Written request:
In the entries below, identify every line with the string "visible" and copy it.

(Stored items from a collection)
▼▼▼
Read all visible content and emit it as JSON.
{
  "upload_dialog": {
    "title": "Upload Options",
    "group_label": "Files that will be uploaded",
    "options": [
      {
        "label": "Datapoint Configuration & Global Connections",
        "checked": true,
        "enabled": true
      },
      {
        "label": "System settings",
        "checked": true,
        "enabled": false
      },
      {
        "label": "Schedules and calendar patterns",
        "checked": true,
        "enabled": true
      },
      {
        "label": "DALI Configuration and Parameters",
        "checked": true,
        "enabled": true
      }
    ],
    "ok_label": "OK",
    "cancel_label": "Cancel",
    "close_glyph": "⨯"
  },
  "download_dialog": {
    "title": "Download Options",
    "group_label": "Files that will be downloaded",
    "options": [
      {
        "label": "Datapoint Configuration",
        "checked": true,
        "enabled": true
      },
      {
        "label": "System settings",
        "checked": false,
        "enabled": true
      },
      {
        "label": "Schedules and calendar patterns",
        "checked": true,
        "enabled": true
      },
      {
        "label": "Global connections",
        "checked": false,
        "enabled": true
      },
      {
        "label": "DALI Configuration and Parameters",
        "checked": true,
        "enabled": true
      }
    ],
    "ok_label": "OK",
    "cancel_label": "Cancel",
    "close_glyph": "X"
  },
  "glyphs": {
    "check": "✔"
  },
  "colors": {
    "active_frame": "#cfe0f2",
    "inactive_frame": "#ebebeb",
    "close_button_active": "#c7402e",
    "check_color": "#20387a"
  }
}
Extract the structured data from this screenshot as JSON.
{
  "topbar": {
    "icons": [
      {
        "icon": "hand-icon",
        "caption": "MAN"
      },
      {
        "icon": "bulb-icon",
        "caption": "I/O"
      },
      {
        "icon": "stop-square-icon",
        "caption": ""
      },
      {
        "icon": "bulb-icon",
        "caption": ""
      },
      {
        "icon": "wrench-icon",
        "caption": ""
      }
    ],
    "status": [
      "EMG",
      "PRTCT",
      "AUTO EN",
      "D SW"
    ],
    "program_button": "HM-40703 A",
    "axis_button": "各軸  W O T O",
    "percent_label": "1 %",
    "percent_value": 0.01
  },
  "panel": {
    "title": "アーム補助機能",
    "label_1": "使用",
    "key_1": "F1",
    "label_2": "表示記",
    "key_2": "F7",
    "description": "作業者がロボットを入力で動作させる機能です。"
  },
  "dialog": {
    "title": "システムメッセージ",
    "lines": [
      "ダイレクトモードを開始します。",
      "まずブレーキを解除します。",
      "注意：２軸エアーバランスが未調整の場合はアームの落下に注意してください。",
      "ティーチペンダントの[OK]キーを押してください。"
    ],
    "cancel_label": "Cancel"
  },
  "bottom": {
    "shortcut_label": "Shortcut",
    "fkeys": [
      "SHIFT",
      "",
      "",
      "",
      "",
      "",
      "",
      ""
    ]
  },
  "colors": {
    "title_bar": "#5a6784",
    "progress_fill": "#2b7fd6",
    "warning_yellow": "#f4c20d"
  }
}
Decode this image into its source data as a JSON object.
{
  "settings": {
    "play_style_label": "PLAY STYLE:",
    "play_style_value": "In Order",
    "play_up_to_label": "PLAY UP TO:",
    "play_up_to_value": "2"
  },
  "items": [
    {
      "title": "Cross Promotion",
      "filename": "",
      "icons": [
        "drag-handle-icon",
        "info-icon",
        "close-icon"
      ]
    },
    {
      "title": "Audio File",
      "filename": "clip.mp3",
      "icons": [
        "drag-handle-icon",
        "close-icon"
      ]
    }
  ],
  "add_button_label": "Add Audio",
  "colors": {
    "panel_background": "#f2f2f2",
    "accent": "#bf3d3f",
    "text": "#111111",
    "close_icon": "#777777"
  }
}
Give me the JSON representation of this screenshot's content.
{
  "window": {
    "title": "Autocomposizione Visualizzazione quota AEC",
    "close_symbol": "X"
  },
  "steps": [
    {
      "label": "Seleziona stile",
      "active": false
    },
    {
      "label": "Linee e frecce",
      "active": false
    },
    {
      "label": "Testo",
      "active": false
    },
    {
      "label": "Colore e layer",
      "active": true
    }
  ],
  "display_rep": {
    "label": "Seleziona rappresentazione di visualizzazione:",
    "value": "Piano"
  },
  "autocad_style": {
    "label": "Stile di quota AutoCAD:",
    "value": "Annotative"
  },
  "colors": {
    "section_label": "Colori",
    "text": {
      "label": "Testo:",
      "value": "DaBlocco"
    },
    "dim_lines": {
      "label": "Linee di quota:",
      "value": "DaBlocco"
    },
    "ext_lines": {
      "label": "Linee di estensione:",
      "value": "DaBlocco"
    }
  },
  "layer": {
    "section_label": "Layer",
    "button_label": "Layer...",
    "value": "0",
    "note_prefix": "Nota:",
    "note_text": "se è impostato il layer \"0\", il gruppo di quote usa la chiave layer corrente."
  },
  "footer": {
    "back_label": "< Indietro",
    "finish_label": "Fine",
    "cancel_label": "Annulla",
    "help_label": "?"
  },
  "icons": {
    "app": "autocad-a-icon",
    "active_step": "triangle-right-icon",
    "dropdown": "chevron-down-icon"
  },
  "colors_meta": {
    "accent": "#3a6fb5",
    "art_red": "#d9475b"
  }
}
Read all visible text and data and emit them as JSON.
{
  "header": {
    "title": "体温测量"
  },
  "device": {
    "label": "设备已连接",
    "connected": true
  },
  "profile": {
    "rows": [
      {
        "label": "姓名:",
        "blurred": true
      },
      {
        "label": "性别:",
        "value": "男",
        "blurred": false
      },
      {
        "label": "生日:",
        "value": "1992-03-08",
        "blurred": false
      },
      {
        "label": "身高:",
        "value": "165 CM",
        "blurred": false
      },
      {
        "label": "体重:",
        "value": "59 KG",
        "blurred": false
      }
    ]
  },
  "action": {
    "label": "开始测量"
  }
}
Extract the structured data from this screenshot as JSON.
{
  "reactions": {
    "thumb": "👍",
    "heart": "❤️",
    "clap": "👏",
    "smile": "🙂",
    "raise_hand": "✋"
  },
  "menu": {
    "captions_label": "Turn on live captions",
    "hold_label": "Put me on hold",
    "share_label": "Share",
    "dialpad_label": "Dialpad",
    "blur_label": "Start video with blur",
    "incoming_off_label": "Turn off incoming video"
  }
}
▲▲▲
Final result:
Read all visible content and emit it as JSON.
Read all visible text and data and emit them as JSON.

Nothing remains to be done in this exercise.